(Extracted data entries)
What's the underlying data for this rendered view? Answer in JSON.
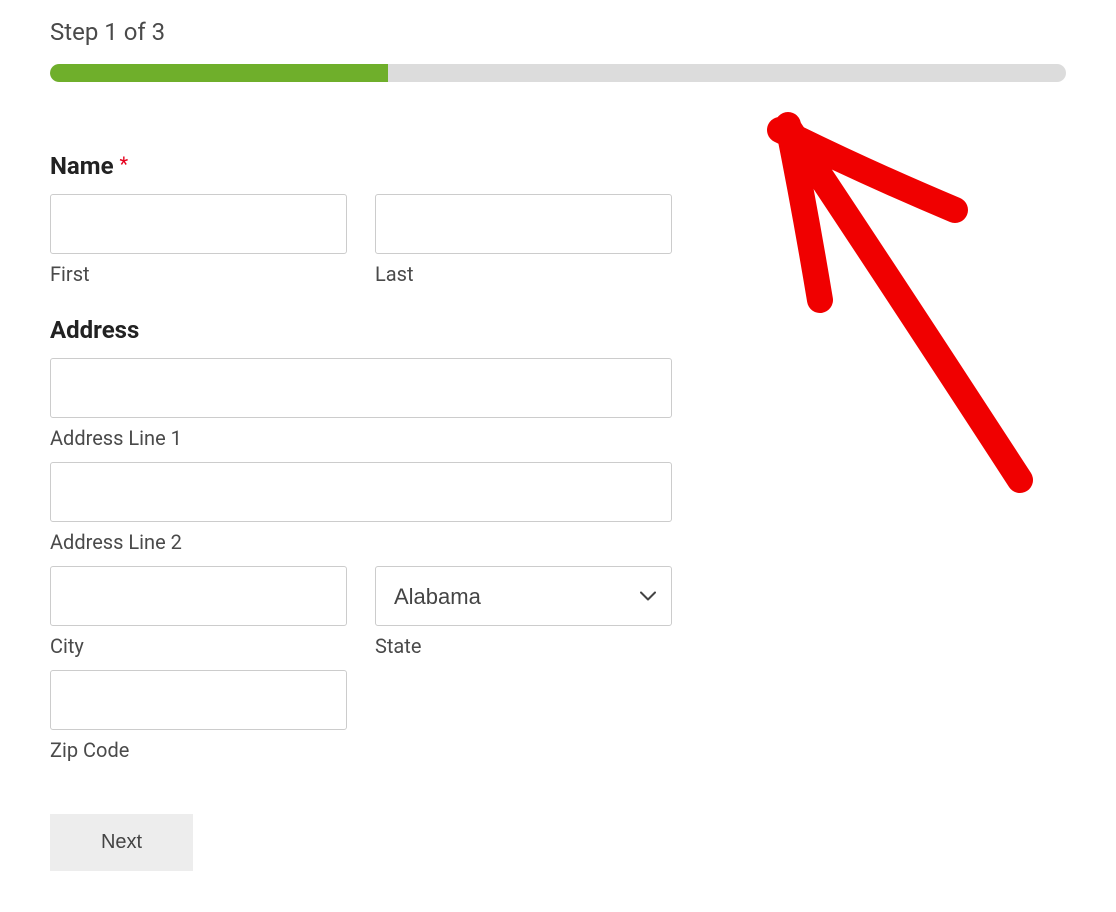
{
  "progress": {
    "step_label": "Step 1 of 3",
    "percent": 33.3
  },
  "fields": {
    "name": {
      "label": "Name",
      "required_marker": "*",
      "first": {
        "value": "",
        "sublabel": "First"
      },
      "last": {
        "value": "",
        "sublabel": "Last"
      }
    },
    "address": {
      "label": "Address",
      "line1": {
        "value": "",
        "sublabel": "Address Line 1"
      },
      "line2": {
        "value": "",
        "sublabel": "Address Line 2"
      },
      "city": {
        "value": "",
        "sublabel": "City"
      },
      "state": {
        "selected": "Alabama",
        "sublabel": "State"
      },
      "zip": {
        "value": "",
        "sublabel": "Zip Code"
      }
    }
  },
  "buttons": {
    "next": "Next"
  },
  "colors": {
    "progress_fill": "#6faf2b",
    "progress_bg": "#dcdcdc",
    "required": "#e5001c",
    "annotation": "#f00000"
  }
}
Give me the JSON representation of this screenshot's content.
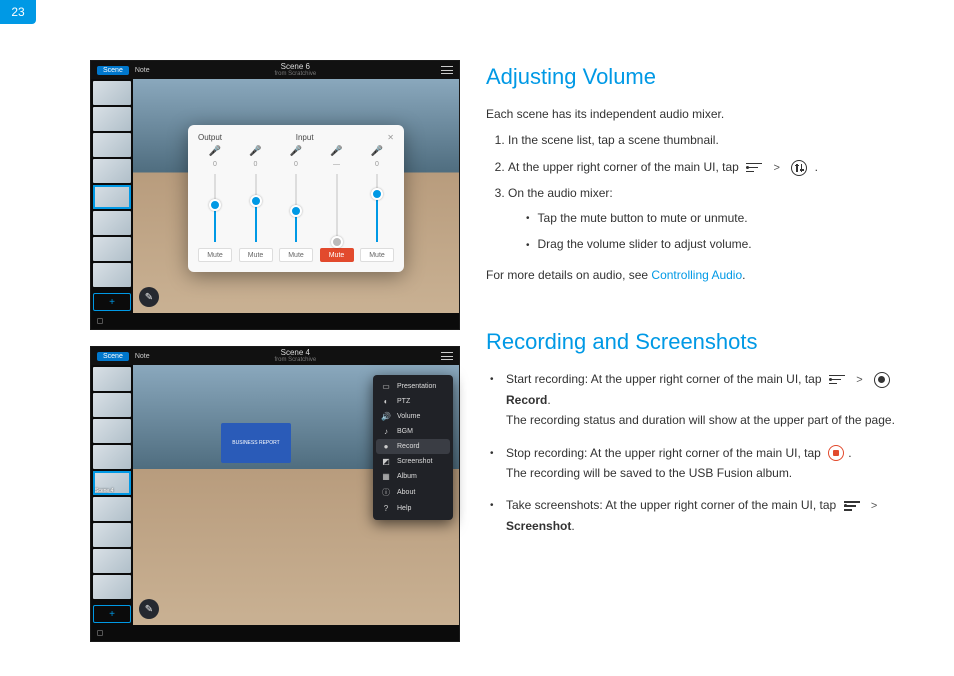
{
  "page_number": "23",
  "screenshots": {
    "top": {
      "top_button": "Scene",
      "top_tab": "Note",
      "title": "Scene 6",
      "subtitle": "from Scratchive",
      "mixer": {
        "tab_output": "Output",
        "tab_input": "Input",
        "channels": [
          {
            "icon": "mic",
            "value": "0",
            "fill": 55,
            "thumb": "blue",
            "mute": "Mute",
            "active": false
          },
          {
            "icon": "mic",
            "value": "0",
            "fill": 60,
            "thumb": "blue",
            "mute": "Mute",
            "active": false
          },
          {
            "icon": "mic",
            "value": "0",
            "fill": 45,
            "thumb": "blue",
            "mute": "Mute",
            "active": false
          },
          {
            "icon": "mic",
            "value": "—",
            "fill": 0,
            "thumb": "gray",
            "mute": "Mute",
            "active": true
          },
          {
            "icon": "mic",
            "value": "0",
            "fill": 70,
            "thumb": "blue",
            "mute": "Mute",
            "active": false
          }
        ]
      }
    },
    "bottom": {
      "top_button": "Scene",
      "top_tab": "Note",
      "title": "Scene 4",
      "subtitle": "from Scratchive",
      "board_text": "BUSINESS REPORT",
      "thumb_sel_label": "Scene 4",
      "menu": [
        {
          "icon": "▭",
          "label": "Presentation"
        },
        {
          "icon": "◐",
          "label": "PTZ"
        },
        {
          "icon": "🔊",
          "label": "Volume"
        },
        {
          "icon": "♪",
          "label": "BGM"
        },
        {
          "icon": "●",
          "label": "Record",
          "selected": true
        },
        {
          "icon": "◩",
          "label": "Screenshot"
        },
        {
          "icon": "▦",
          "label": "Album"
        },
        {
          "icon": "ⓘ",
          "label": "About"
        },
        {
          "icon": "?",
          "label": "Help"
        }
      ]
    }
  },
  "doc": {
    "section1": {
      "heading": "Adjusting Volume",
      "intro": "Each scene has its independent audio mixer.",
      "steps": [
        "In the scene list, tap a scene thumbnail.",
        "At the upper right corner of the main UI, tap",
        "On the audio mixer:"
      ],
      "sub": [
        "Tap the mute button to mute or unmute.",
        "Drag the volume slider to adjust volume."
      ],
      "outro_pre": "For more details on audio, see ",
      "outro_link": "Controlling Audio",
      "outro_post": "."
    },
    "section2": {
      "heading": "Recording and Screenshots",
      "items": {
        "start_pre": "Start recording: At the upper right corner of the main UI, tap",
        "start_kw": "Record",
        "start_post": "The recording status and duration will show at the upper part of the page.",
        "stop_pre": "Stop recording: At the upper right corner of the main UI, tap",
        "stop_post": "The recording will be saved to the USB Fusion album.",
        "shot_pre": "Take screenshots: At the upper right corner of the main UI, tap",
        "shot_kw": "Screenshot"
      }
    }
  }
}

**STATED GOAL:**
Find each line holding the string "mixer" and copy it out.

**WRITTEN ANSWER:**
      "mixer": {
      "intro": "Each scene has its independent audio mixer.",
        "On the audio mixer:"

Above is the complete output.